- _Instructions to follow_: Quote every line below exactly as it reads.

- _Records supplied_:
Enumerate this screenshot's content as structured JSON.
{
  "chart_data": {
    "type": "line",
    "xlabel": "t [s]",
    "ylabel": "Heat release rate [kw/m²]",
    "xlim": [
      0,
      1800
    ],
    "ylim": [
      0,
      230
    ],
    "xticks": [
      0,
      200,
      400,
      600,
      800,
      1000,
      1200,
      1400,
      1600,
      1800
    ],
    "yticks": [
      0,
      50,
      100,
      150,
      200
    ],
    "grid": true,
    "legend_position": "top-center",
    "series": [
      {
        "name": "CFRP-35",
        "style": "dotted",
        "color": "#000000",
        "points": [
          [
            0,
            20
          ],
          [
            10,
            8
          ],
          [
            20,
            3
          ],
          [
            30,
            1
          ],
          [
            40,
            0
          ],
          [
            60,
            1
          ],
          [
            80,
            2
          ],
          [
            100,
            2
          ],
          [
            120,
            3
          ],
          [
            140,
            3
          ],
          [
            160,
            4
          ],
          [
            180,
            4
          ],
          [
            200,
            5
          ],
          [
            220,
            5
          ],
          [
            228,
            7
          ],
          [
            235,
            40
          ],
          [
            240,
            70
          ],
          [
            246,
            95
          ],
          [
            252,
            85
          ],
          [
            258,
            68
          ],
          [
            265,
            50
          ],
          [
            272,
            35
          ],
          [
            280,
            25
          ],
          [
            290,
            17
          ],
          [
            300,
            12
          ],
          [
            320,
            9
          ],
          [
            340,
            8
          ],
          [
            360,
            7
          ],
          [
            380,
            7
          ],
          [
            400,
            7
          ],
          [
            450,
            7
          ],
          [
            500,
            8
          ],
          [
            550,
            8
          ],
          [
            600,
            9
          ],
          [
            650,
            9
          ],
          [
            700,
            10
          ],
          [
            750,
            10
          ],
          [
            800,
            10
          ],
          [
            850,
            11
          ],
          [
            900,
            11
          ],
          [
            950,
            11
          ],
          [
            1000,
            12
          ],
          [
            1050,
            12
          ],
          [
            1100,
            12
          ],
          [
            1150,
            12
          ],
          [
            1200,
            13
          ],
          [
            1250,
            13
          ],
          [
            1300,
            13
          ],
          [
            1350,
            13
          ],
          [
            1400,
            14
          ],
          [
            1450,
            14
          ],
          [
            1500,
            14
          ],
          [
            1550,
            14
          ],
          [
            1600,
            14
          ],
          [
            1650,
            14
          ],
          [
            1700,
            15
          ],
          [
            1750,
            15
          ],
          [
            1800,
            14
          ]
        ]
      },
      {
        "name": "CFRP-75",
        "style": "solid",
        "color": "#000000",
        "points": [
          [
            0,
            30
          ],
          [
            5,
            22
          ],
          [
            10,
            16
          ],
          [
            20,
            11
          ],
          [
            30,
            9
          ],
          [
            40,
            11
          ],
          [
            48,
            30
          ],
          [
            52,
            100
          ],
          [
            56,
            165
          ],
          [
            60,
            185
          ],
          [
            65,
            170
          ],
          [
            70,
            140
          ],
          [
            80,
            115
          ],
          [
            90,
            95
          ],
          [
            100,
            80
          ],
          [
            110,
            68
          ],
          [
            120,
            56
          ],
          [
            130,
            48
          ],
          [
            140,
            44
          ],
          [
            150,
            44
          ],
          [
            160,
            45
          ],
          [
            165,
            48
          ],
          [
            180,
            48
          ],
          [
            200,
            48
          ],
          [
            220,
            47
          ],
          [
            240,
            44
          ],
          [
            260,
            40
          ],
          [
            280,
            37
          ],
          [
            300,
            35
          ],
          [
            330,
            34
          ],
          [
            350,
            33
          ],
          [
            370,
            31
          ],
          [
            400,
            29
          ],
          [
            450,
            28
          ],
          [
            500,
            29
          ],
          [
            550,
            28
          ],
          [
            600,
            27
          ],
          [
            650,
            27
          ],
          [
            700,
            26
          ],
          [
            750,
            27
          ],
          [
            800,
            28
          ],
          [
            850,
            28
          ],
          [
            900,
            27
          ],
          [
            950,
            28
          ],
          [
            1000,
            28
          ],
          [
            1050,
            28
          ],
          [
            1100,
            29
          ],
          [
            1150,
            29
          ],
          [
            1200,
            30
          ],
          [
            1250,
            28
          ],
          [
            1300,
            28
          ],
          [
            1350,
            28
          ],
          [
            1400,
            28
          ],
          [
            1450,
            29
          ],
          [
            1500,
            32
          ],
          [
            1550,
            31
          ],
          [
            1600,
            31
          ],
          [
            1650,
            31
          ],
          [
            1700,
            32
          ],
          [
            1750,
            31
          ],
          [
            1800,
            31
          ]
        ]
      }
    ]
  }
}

- _Task solution_:
Enumerate this screenshot's content as structured JSON.
{
  "chart_data": {
    "type": "line",
    "xlabel": "t [s]",
    "ylabel": "Heat release rate [kw/m²]",
    "xlim": [
      0,
      1800
    ],
    "ylim": [
      0,
      230
    ],
    "xticks": [
      0,
      200,
      400,
      600,
      800,
      1000,
      1200,
      1400,
      1600,
      1800
    ],
    "yticks": [
      0,
      50,
      100,
      150,
      200
    ],
    "grid": true,
    "legend_position": "top-center",
    "series": [
      {
        "name": "CFRP-35",
        "style": "dotted",
        "color": "#000000",
        "points": [
          [
            0,
            20
          ],
          [
            10,
            8
          ],
          [
            20,
            3
          ],
          [
            30,
            1
          ],
          [
            40,
            0
          ],
          [
            60,
            1
          ],
          [
            80,
            2
          ],
          [
            100,
            2
          ],
          [
            120,
            3
          ],
          [
            140,
            3
          ],
          [
            160,
            4
          ],
          [
            180,
            4
          ],
          [
            200,
            5
          ],
          [
            220,
            5
          ],
          [
            228,
            7
          ],
          [
            235,
            40
          ],
          [
            240,
            70
          ],
          [
            246,
            95
          ],
          [
            252,
            85
          ],
          [
            258,
            68
          ],
          [
            265,
            50
          ],
          [
            272,
            35
          ],
          [
            280,
            25
          ],
          [
            290,
            17
          ],
          [
            300,
            12
          ],
          [
            320,
            9
          ],
          [
            340,
            8
          ],
          [
            360,
            7
          ],
          [
            380,
            7
          ],
          [
            400,
            7
          ],
          [
            450,
            7
          ],
          [
            500,
            8
          ],
          [
            550,
            8
          ],
          [
            600,
            9
          ],
          [
            650,
            9
          ],
          [
            700,
            10
          ],
          [
            750,
            10
          ],
          [
            800,
            10
          ],
          [
            850,
            11
          ],
          [
            900,
            11
          ],
          [
            950,
            11
          ],
          [
            1000,
            12
          ],
          [
            1050,
            12
          ],
          [
            1100,
            12
          ],
          [
            1150,
            12
          ],
          [
            1200,
            13
          ],
          [
            1250,
            13
          ],
          [
            1300,
            13
          ],
          [
            1350,
            13
          ],
          [
            1400,
            14
          ],
          [
            1450,
            14
          ],
          [
            1500,
            14
          ],
          [
            1550,
            14
          ],
          [
            1600,
            14
          ],
          [
            1650,
            14
          ],
          [
            1700,
            15
          ],
          [
            1750,
            15
          ],
          [
            1800,
            14
          ]
        ]
      },
      {
        "name": "CFRP-75",
        "style": "solid",
        "color": "#000000",
        "points": [
          [
            0,
            30
          ],
          [
            5,
            22
          ],
          [
            10,
            16
          ],
          [
            20,
            11
          ],
          [
            30,
            9
          ],
          [
            40,
            11
          ],
          [
            48,
            30
          ],
          [
            52,
            100
          ],
          [
            56,
            165
          ],
          [
            60,
            185
          ],
          [
            65,
            170
          ],
          [
            70,
            140
          ],
          [
            80,
            115
          ],
          [
            90,
            95
          ],
          [
            100,
            80
          ],
          [
            110,
            68
          ],
          [
            120,
            56
          ],
          [
            130,
            48
          ],
          [
            140,
            44
          ],
          [
            150,
            44
          ],
          [
            160,
            45
          ],
          [
            165,
            48
          ],
          [
            180,
            48
          ],
          [
            200,
            48
          ],
          [
            220,
            47
          ],
          [
            240,
            44
          ],
          [
            260,
            40
          ],
          [
            280,
            37
          ],
          [
            300,
            35
          ],
          [
            330,
            34
          ],
          [
            350,
            33
          ],
          [
            370,
            31
          ],
          [
            400,
            29
          ],
          [
            450,
            28
          ],
          [
            500,
            29
          ],
          [
            550,
            28
          ],
          [
            600,
            27
          ],
          [
            650,
            27
          ],
          [
            700,
            26
          ],
          [
            750,
            27
          ],
          [
            800,
            28
          ],
          [
            850,
            28
          ],
          [
            900,
            27
          ],
          [
            950,
            28
          ],
          [
            1000,
            28
          ],
          [
            1050,
            28
          ],
          [
            1100,
            29
          ],
          [
            1150,
            29
          ],
          [
            1200,
            30
          ],
          [
            1250,
            28
          ],
          [
            1300,
            28
          ],
          [
            1350,
            28
          ],
          [
            1400,
            28
          ],
          [
            1450,
            29
          ],
          [
            1500,
            32
          ],
          [
            1550,
            31
          ],
          [
            1600,
            31
          ],
          [
            1650,
            31
          ],
          [
            1700,
            32
          ],
          [
            1750,
            31
          ],
          [
            1800,
            31
          ]
        ]
      }
    ]
  }
}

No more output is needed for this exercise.